→ Required task: Quote each line of the material verbatim, without the pictures.

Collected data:
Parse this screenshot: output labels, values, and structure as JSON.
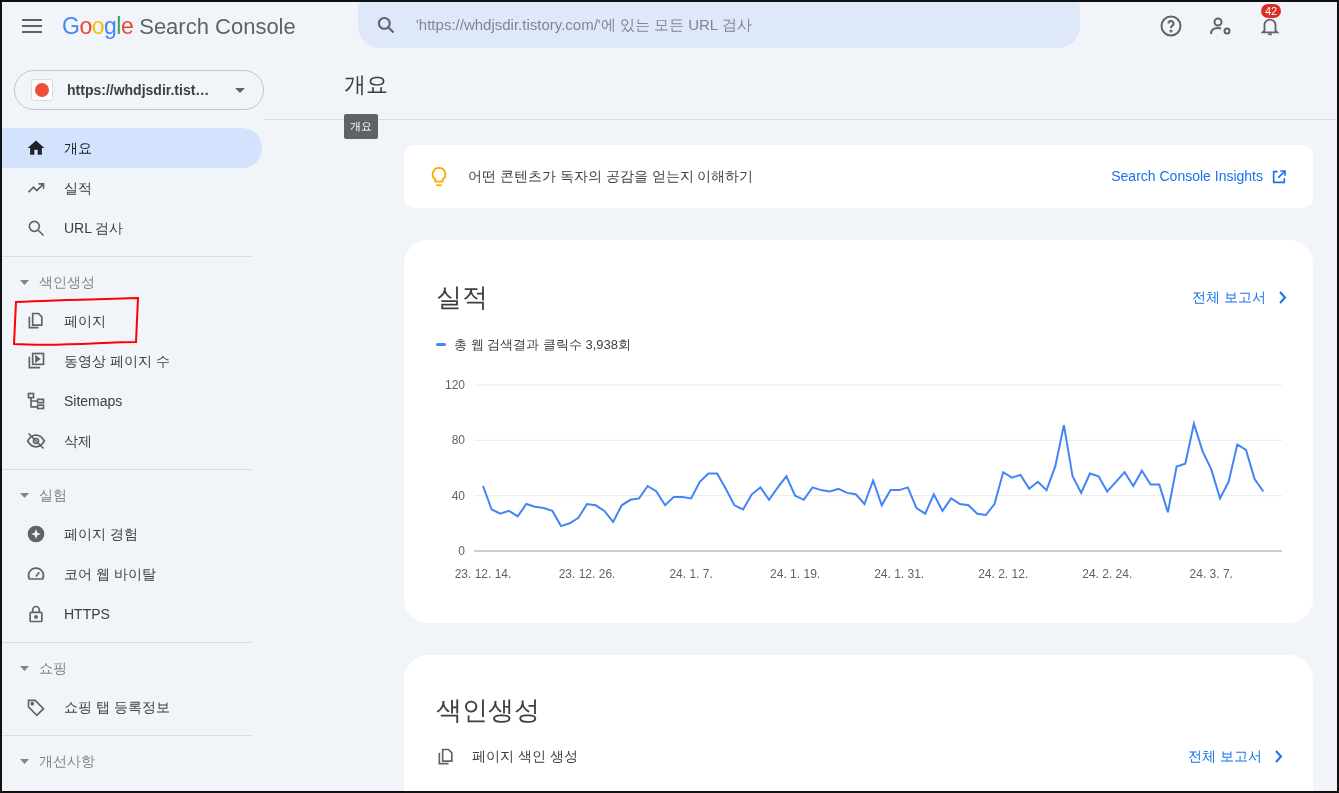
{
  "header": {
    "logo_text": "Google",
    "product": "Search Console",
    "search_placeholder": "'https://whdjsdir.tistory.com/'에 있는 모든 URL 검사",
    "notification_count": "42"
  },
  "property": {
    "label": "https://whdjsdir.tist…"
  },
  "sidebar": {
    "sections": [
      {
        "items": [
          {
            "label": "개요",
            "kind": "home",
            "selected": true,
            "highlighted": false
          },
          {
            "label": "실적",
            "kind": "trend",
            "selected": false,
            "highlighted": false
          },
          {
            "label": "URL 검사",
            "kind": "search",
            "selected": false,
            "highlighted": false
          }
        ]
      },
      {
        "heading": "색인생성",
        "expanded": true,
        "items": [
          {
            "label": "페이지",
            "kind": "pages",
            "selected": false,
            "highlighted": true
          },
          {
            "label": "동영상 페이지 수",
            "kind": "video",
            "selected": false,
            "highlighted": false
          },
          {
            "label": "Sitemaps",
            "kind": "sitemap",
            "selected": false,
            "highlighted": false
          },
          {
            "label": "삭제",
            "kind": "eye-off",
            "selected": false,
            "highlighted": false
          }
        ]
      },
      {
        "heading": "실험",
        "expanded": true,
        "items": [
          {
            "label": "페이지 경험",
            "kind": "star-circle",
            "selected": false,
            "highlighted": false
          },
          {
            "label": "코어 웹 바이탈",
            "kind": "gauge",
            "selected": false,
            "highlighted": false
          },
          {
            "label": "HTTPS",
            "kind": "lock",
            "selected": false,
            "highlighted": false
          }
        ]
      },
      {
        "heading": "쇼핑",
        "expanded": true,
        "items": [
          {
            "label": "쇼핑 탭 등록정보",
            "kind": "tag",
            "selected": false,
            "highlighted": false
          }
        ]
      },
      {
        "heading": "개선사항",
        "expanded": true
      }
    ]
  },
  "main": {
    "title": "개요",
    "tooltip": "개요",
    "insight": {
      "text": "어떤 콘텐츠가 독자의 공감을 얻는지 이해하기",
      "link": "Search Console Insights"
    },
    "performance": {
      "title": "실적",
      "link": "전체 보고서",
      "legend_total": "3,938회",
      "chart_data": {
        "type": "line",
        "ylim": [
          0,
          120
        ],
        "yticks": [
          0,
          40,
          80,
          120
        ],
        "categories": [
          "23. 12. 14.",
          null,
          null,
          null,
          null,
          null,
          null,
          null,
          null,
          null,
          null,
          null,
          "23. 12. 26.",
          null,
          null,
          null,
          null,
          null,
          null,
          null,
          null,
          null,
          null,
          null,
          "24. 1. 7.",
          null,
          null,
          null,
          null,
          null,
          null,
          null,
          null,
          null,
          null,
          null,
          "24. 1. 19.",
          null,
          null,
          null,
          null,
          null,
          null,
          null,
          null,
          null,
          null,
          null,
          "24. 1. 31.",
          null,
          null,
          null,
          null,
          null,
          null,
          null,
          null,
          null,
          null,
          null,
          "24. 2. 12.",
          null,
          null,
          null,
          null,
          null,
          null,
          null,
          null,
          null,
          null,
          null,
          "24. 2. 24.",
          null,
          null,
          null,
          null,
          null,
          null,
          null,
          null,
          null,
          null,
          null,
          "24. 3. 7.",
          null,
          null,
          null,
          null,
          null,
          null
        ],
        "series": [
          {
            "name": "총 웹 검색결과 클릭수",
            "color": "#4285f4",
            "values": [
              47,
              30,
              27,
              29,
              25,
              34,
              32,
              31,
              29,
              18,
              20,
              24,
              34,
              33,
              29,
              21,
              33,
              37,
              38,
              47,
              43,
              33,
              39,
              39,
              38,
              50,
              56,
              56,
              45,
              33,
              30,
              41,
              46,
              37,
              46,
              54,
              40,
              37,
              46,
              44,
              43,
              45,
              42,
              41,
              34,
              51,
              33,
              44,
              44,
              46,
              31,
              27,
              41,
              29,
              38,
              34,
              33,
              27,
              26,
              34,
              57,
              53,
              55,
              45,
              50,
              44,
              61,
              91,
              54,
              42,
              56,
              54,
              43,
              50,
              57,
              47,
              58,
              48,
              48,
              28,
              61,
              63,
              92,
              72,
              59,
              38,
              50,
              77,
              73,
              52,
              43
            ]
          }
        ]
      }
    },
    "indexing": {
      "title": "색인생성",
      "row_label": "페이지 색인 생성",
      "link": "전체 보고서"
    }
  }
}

→ Answer to this task:
Parse this screenshot: output labels, values, and structure as JSON.
{
  "header": {
    "logo_text": "Google",
    "product": "Search Console",
    "search_placeholder": "'https://whdjsdir.tistory.com/'에 있는 모든 URL 검사",
    "notification_count": "42"
  },
  "property": {
    "label": "https://whdjsdir.tist…"
  },
  "sidebar": {
    "sections": [
      {
        "items": [
          {
            "label": "개요",
            "kind": "home",
            "selected": true,
            "highlighted": false
          },
          {
            "label": "실적",
            "kind": "trend",
            "selected": false,
            "highlighted": false
          },
          {
            "label": "URL 검사",
            "kind": "search",
            "selected": false,
            "highlighted": false
          }
        ]
      },
      {
        "heading": "색인생성",
        "expanded": true,
        "items": [
          {
            "label": "페이지",
            "kind": "pages",
            "selected": false,
            "highlighted": true
          },
          {
            "label": "동영상 페이지 수",
            "kind": "video",
            "selected": false,
            "highlighted": false
          },
          {
            "label": "Sitemaps",
            "kind": "sitemap",
            "selected": false,
            "highlighted": false
          },
          {
            "label": "삭제",
            "kind": "eye-off",
            "selected": false,
            "highlighted": false
          }
        ]
      },
      {
        "heading": "실험",
        "expanded": true,
        "items": [
          {
            "label": "페이지 경험",
            "kind": "star-circle",
            "selected": false,
            "highlighted": false
          },
          {
            "label": "코어 웹 바이탈",
            "kind": "gauge",
            "selected": false,
            "highlighted": false
          },
          {
            "label": "HTTPS",
            "kind": "lock",
            "selected": false,
            "highlighted": false
          }
        ]
      },
      {
        "heading": "쇼핑",
        "expanded": true,
        "items": [
          {
            "label": "쇼핑 탭 등록정보",
            "kind": "tag",
            "selected": false,
            "highlighted": false
          }
        ]
      },
      {
        "heading": "개선사항",
        "expanded": true
      }
    ]
  },
  "main": {
    "title": "개요",
    "tooltip": "개요",
    "insight": {
      "text": "어떤 콘텐츠가 독자의 공감을 얻는지 이해하기",
      "link": "Search Console Insights"
    },
    "performance": {
      "title": "실적",
      "link": "전체 보고서",
      "legend_total": "3,938회",
      "chart_data": {
        "type": "line",
        "ylim": [
          0,
          120
        ],
        "yticks": [
          0,
          40,
          80,
          120
        ],
        "categories": [
          "23. 12. 14.",
          null,
          null,
          null,
          null,
          null,
          null,
          null,
          null,
          null,
          null,
          null,
          "23. 12. 26.",
          null,
          null,
          null,
          null,
          null,
          null,
          null,
          null,
          null,
          null,
          null,
          "24. 1. 7.",
          null,
          null,
          null,
          null,
          null,
          null,
          null,
          null,
          null,
          null,
          null,
          "24. 1. 19.",
          null,
          null,
          null,
          null,
          null,
          null,
          null,
          null,
          null,
          null,
          null,
          "24. 1. 31.",
          null,
          null,
          null,
          null,
          null,
          null,
          null,
          null,
          null,
          null,
          null,
          "24. 2. 12.",
          null,
          null,
          null,
          null,
          null,
          null,
          null,
          null,
          null,
          null,
          null,
          "24. 2. 24.",
          null,
          null,
          null,
          null,
          null,
          null,
          null,
          null,
          null,
          null,
          null,
          "24. 3. 7.",
          null,
          null,
          null,
          null,
          null,
          null
        ],
        "series": [
          {
            "name": "총 웹 검색결과 클릭수",
            "color": "#4285f4",
            "values": [
              47,
              30,
              27,
              29,
              25,
              34,
              32,
              31,
              29,
              18,
              20,
              24,
              34,
              33,
              29,
              21,
              33,
              37,
              38,
              47,
              43,
              33,
              39,
              39,
              38,
              50,
              56,
              56,
              45,
              33,
              30,
              41,
              46,
              37,
              46,
              54,
              40,
              37,
              46,
              44,
              43,
              45,
              42,
              41,
              34,
              51,
              33,
              44,
              44,
              46,
              31,
              27,
              41,
              29,
              38,
              34,
              33,
              27,
              26,
              34,
              57,
              53,
              55,
              45,
              50,
              44,
              61,
              91,
              54,
              42,
              56,
              54,
              43,
              50,
              57,
              47,
              58,
              48,
              48,
              28,
              61,
              63,
              92,
              72,
              59,
              38,
              50,
              77,
              73,
              52,
              43
            ]
          }
        ]
      }
    },
    "indexing": {
      "title": "색인생성",
      "row_label": "페이지 색인 생성",
      "link": "전체 보고서"
    }
  }
}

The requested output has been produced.